--- start ---

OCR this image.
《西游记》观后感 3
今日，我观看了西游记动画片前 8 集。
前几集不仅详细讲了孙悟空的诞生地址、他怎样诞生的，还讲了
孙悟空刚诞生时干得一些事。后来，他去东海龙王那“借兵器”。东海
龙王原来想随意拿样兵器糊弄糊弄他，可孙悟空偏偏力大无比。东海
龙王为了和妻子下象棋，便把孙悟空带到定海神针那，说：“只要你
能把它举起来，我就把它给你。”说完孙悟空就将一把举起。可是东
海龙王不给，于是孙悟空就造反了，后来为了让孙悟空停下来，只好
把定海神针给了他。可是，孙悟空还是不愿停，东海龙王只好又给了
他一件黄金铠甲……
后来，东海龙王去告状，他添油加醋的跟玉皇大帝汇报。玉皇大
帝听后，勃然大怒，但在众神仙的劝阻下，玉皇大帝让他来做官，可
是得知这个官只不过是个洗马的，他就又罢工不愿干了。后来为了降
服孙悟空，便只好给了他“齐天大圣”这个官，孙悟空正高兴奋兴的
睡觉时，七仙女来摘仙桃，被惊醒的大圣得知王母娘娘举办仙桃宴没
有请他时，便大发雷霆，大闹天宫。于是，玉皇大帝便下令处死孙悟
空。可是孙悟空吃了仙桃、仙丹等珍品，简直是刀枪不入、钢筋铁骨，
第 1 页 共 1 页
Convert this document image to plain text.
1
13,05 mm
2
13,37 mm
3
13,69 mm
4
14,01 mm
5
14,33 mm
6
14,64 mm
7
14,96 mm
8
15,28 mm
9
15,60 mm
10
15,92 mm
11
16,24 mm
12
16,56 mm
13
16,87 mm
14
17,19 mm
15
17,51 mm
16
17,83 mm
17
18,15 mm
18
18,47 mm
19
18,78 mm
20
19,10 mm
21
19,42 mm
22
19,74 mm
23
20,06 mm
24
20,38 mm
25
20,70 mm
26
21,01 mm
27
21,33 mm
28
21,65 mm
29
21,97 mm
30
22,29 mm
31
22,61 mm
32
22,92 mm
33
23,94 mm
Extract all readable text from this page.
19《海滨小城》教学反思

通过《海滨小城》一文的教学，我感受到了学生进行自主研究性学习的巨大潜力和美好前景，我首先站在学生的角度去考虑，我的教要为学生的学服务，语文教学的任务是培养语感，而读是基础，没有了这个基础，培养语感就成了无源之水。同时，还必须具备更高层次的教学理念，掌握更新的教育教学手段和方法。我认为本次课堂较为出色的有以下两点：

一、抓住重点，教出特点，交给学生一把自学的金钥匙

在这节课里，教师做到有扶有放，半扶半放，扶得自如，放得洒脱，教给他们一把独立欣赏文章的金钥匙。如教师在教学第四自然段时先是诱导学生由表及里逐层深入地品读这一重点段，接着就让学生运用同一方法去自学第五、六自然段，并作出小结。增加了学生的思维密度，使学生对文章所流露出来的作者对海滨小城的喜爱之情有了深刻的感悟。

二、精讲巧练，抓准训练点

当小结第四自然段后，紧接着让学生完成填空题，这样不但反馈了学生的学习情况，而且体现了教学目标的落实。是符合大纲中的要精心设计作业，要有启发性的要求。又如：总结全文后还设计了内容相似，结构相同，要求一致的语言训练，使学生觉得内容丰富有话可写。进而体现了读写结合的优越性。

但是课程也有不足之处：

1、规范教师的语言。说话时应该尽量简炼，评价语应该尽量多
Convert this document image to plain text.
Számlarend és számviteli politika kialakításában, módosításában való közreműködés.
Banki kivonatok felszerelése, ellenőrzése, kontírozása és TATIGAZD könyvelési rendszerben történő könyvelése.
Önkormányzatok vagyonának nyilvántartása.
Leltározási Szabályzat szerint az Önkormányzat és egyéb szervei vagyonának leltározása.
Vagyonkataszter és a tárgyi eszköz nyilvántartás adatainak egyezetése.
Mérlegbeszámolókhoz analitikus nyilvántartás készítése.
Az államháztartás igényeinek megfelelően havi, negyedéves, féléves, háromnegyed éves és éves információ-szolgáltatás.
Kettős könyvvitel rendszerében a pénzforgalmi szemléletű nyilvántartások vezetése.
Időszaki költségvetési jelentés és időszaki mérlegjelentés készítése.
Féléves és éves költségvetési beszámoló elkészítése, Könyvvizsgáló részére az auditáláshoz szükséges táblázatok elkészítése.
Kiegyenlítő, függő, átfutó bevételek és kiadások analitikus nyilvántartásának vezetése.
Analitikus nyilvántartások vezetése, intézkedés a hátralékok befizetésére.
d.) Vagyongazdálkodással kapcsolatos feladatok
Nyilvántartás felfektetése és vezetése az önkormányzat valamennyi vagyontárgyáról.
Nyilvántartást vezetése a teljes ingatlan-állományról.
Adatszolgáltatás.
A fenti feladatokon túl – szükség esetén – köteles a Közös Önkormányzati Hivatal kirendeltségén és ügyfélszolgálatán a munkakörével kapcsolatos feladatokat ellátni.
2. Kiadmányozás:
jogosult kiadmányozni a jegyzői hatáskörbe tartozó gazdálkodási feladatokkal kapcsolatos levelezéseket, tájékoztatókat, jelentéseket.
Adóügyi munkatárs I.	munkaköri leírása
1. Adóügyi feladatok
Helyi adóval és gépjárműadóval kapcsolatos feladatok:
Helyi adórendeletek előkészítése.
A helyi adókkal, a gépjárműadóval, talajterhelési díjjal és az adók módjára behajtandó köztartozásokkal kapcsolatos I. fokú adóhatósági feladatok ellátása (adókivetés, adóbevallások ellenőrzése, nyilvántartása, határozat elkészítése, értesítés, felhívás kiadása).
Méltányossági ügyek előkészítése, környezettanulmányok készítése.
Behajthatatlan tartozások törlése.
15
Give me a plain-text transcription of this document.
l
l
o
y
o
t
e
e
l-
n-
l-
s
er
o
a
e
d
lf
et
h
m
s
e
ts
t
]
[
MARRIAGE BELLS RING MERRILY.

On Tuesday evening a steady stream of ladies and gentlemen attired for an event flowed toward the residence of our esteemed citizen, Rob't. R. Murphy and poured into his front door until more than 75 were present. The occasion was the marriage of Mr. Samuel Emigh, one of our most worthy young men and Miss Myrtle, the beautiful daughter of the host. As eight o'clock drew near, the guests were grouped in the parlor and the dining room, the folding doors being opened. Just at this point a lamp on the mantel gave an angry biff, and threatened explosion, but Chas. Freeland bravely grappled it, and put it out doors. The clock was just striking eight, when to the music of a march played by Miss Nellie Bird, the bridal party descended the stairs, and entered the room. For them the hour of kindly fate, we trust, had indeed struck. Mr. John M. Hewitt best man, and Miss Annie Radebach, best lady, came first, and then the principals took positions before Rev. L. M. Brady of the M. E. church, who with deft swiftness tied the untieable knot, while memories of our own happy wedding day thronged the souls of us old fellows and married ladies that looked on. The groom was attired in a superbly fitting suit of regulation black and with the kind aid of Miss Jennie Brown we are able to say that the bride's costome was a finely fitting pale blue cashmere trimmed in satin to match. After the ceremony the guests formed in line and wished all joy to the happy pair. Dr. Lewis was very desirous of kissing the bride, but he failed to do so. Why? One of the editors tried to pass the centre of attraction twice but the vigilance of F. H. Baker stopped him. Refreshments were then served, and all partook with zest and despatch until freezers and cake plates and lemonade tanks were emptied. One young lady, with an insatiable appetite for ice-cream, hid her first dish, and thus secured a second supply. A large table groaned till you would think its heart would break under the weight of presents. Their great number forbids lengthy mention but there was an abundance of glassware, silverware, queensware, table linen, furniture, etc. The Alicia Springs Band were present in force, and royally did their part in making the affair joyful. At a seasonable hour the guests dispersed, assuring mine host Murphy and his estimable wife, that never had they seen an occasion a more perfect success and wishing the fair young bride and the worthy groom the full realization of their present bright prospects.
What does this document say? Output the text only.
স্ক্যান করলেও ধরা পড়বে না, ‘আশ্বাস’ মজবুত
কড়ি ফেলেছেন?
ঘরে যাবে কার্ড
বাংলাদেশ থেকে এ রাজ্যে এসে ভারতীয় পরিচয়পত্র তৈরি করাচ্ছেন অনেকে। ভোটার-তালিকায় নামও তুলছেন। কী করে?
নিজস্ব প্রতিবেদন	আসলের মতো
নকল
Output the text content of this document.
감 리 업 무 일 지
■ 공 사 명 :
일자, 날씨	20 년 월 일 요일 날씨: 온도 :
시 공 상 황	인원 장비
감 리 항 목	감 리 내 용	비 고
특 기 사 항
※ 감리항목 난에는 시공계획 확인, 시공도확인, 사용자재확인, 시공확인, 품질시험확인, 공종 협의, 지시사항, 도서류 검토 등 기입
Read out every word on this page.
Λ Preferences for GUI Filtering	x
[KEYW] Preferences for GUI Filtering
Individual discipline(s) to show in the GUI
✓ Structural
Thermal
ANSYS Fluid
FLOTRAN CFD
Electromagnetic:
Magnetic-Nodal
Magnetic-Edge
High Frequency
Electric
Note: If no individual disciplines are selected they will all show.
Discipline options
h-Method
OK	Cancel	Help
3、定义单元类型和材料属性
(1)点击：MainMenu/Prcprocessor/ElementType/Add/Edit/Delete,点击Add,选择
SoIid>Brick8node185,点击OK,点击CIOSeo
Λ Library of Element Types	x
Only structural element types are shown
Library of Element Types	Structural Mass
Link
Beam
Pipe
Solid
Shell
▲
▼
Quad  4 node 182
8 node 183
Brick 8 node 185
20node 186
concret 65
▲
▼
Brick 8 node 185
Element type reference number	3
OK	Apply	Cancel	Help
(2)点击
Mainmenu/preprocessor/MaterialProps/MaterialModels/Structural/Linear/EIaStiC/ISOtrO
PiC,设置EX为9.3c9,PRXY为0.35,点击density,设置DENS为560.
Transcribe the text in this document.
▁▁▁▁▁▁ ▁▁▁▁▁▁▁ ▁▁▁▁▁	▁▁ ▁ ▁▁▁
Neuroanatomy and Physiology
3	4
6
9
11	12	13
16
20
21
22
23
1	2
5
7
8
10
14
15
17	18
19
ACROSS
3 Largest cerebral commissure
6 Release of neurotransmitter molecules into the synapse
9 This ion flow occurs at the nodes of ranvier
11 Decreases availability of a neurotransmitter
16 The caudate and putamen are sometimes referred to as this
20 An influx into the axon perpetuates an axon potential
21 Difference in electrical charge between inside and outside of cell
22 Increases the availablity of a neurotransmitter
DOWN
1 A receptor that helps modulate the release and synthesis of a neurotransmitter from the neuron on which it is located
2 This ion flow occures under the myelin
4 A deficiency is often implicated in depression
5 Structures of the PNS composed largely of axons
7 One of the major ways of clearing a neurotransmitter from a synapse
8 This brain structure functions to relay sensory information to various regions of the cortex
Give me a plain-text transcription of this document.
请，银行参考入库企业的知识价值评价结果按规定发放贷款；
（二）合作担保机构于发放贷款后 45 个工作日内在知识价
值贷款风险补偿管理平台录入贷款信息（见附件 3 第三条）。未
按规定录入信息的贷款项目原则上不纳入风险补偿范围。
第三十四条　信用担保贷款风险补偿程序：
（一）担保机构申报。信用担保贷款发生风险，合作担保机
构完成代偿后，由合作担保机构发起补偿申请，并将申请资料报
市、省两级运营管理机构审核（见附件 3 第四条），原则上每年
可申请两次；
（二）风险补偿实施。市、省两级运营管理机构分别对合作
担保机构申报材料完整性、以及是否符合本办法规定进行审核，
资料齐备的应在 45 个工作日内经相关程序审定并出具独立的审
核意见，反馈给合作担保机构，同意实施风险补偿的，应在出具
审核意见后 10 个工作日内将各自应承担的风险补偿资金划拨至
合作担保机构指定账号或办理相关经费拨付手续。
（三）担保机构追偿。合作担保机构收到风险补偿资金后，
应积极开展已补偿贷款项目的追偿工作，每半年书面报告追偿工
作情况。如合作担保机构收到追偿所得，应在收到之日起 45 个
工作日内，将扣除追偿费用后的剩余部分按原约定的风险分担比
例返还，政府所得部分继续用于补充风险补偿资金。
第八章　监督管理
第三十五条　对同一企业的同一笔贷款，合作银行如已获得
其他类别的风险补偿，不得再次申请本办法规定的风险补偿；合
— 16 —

--- end ---

■ THE PROBLEM: Using the listing above, pick out each line that contains the word "költségvetési", then copy it.

■ EXERCISE OUTPUT:
Időszaki költségvetési jelentés és időszaki mérlegjelentés készítése.
Féléves és éves költségvetési beszámoló elkészítése, Könyvvizsgáló részére az auditáláshoz szükséges táblázatok elkészítése.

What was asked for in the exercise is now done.